For each line in the data below that holds "underlying", return a copy.

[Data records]
-*-*-
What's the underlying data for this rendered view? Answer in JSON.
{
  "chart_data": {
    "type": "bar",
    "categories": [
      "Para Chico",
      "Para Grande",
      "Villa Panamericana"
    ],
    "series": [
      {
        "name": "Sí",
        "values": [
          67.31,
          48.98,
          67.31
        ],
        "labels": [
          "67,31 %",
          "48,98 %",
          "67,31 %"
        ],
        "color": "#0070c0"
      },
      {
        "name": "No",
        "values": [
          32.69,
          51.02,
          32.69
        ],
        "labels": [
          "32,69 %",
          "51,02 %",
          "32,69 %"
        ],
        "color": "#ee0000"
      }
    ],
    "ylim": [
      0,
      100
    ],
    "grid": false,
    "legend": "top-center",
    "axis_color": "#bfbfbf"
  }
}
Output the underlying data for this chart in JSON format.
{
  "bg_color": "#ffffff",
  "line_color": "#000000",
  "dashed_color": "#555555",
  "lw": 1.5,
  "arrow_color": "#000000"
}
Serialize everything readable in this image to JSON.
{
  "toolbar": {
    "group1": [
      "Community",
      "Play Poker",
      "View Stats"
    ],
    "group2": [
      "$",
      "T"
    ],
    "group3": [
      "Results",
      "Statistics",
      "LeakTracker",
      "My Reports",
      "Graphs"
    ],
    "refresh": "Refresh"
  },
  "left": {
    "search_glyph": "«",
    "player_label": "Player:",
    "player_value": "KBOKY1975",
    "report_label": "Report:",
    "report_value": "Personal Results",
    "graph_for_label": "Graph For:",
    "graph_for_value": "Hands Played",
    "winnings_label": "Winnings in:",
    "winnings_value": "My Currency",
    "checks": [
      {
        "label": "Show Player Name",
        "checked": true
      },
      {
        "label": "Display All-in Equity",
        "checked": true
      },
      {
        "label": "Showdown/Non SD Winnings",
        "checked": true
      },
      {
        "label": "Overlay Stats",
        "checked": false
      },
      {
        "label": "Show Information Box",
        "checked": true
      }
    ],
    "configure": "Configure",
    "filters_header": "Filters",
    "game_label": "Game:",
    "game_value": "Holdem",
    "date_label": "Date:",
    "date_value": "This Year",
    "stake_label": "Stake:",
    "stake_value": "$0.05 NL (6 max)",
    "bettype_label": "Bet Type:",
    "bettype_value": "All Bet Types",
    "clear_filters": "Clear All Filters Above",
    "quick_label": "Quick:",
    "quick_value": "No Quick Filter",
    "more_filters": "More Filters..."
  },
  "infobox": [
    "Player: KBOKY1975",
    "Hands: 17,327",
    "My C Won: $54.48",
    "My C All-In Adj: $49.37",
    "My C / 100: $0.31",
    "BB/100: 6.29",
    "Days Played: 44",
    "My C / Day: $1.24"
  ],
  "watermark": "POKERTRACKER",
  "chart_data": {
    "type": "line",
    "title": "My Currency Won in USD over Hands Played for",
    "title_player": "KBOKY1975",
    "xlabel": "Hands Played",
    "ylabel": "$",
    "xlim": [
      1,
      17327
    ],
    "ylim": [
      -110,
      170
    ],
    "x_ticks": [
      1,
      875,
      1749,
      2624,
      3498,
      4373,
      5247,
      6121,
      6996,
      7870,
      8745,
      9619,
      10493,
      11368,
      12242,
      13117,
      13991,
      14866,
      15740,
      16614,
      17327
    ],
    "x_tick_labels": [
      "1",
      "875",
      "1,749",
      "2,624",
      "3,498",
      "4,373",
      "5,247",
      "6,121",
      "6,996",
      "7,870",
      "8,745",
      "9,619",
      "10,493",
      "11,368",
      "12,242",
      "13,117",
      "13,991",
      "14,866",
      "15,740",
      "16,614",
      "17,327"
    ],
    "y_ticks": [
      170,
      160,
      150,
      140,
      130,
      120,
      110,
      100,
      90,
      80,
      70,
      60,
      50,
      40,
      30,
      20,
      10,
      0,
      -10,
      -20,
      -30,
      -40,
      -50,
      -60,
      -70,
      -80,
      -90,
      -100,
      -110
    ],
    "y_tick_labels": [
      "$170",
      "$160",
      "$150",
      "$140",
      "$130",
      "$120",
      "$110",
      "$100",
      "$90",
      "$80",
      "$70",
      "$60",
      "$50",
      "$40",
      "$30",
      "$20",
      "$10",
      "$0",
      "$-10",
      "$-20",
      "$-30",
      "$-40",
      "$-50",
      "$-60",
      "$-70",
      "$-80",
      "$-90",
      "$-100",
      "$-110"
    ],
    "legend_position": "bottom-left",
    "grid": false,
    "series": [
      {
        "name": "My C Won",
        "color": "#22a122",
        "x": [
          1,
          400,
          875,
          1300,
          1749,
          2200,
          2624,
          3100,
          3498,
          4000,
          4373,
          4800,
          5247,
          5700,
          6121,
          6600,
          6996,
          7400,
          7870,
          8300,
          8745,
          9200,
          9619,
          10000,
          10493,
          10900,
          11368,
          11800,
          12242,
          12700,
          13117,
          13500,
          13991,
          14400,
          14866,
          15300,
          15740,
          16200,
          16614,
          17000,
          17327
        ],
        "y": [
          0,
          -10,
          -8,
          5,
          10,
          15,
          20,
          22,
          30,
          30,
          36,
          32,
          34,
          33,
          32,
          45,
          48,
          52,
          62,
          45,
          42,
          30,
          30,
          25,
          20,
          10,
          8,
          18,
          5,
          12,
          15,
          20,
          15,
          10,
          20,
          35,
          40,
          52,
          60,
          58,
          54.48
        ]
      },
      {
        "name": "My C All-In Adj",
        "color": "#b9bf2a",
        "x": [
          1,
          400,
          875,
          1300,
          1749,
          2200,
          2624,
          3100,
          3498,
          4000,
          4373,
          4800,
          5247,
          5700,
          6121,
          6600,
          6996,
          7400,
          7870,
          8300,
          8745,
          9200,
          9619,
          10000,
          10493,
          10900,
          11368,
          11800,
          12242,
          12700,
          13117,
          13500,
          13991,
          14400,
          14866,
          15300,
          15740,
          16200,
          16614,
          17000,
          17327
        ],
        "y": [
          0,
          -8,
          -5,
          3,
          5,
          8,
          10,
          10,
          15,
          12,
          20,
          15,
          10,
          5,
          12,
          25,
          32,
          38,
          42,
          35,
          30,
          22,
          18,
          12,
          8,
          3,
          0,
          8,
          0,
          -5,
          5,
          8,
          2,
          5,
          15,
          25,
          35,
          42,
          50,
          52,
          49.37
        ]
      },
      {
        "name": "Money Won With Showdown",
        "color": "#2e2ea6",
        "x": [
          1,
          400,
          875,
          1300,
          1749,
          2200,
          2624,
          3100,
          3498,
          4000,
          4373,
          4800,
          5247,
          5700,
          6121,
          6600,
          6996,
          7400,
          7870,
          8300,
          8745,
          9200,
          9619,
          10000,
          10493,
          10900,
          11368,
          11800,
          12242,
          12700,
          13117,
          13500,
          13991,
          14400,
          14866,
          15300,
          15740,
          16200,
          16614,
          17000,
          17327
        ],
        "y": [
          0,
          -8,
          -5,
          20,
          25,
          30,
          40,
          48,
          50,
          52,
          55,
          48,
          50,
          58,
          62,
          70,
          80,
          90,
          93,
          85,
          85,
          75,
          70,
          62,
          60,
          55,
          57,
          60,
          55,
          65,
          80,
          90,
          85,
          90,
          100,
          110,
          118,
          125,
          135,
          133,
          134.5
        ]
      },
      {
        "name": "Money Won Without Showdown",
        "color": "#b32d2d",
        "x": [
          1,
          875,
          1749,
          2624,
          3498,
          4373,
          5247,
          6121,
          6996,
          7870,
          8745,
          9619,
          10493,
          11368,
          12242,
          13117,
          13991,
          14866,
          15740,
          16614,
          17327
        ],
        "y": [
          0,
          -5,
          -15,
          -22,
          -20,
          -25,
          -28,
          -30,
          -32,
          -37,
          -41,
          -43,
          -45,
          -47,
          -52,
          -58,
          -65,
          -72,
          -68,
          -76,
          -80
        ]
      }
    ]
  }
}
-*-*-
▸ **The completed task**:
What's the underlying data for this rendered view? Answer in JSON.
Output the underlying data for this chart in JSON format.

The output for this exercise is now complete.